| Exercise prompt |
Format the stretch of the listing from its first line through the line containing "end-label-value: 1.65% [1196, 842, 1270, 873]" as a Markdown table with the columns "No." and "Line," numbering each line and leaving out blank lines.

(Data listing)
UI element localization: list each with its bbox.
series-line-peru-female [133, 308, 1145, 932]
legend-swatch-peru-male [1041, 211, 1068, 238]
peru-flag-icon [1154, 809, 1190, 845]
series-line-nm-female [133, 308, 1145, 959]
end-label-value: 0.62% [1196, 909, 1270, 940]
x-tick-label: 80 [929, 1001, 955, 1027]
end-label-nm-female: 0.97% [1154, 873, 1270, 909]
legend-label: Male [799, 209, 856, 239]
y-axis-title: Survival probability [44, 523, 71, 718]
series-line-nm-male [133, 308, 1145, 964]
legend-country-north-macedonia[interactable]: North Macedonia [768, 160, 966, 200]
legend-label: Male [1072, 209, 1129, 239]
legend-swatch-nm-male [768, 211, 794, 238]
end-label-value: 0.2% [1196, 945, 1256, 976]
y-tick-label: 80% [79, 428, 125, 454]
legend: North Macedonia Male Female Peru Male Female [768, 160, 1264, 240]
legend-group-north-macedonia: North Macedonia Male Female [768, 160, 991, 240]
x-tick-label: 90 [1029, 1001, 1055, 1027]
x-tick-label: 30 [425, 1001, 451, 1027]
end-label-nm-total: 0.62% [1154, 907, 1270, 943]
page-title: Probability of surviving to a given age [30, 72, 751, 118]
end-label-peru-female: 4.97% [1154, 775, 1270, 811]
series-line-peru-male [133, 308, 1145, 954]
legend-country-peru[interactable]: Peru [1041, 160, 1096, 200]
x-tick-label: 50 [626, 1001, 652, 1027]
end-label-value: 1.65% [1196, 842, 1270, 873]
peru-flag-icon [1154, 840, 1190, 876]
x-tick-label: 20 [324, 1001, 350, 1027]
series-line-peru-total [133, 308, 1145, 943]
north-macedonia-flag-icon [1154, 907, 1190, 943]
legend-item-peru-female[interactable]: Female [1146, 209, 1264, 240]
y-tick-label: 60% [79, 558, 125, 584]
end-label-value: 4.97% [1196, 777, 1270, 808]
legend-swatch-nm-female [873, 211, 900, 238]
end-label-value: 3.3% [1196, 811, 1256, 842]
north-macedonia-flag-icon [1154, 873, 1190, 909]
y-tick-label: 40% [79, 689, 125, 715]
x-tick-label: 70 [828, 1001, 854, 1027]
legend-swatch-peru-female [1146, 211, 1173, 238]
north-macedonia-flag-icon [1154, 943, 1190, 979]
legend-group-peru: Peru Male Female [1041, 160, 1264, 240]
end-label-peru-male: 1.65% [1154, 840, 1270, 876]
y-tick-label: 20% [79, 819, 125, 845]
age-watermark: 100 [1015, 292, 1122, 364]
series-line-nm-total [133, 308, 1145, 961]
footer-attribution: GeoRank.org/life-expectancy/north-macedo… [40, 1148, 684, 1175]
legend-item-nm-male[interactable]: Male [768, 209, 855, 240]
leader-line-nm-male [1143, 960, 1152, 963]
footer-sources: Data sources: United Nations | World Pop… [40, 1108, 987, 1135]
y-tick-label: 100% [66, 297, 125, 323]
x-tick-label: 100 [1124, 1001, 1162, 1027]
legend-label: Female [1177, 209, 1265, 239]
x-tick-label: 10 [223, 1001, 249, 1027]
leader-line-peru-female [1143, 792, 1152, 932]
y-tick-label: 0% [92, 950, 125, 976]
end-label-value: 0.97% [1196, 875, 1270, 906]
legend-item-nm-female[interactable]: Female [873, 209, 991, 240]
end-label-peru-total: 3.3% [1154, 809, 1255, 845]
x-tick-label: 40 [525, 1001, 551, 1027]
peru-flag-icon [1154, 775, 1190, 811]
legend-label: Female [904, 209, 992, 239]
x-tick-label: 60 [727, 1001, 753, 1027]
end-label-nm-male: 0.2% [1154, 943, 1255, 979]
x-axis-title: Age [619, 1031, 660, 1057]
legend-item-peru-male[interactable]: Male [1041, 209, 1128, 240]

| Written solution |
| No. | Line |
|---|---|
| 1 | UI element localization: list each with its bbox. |
| 2 | series-line-peru-female [133, 308, 1145, 932] |
| 3 | legend-swatch-peru-male [1041, 211, 1068, 238] |
| 4 | peru-flag-icon [1154, 809, 1190, 845] |
| 5 | series-line-nm-female [133, 308, 1145, 959] |
| 6 | end-label-value: 0.62% [1196, 909, 1270, 940] |
| 7 | x-tick-label: 80 [929, 1001, 955, 1027] |
| 8 | end-label-nm-female: 0.97% [1154, 873, 1270, 909] |
| 9 | legend-label: Male [799, 209, 856, 239] |
| 10 | y-axis-title: Survival probability [44, 523, 71, 718] |
| 11 | series-line-nm-male [133, 308, 1145, 964] |
| 12 | legend-country-north-macedonia[interactable]: North Macedonia [768, 160, 966, 200] |
| 13 | legend-label: Male [1072, 209, 1129, 239] |
| 14 | legend-swatch-nm-male [768, 211, 794, 238] |
| 15 | end-label-value: 0.2% [1196, 945, 1256, 976] |
| 16 | y-tick-label: 80% [79, 428, 125, 454] |
| 17 | legend: North Macedonia Male Female Peru Male Female [768, 160, 1264, 240] |
| 18 | legend-group-north-macedonia: North Macedonia Male Female [768, 160, 991, 240] |
| 19 | x-tick-label: 90 [1029, 1001, 1055, 1027] |
| 20 | x-tick-label: 30 [425, 1001, 451, 1027] |
| 21 | end-label-nm-total: 0.62% [1154, 907, 1270, 943] |
| 22 | page-title: Probability of surviving to a given age [30, 72, 751, 118] |
| 23 | end-label-peru-female: 4.97% [1154, 775, 1270, 811] |
| 24 | series-line-peru-male [133, 308, 1145, 954] |
| 25 | legend-country-peru[interactable]: Peru [1041, 160, 1096, 200] |
| 26 | x-tick-label: 50 [626, 1001, 652, 1027] |
| 27 | end-label-value: 1.65% [1196, 842, 1270, 873] |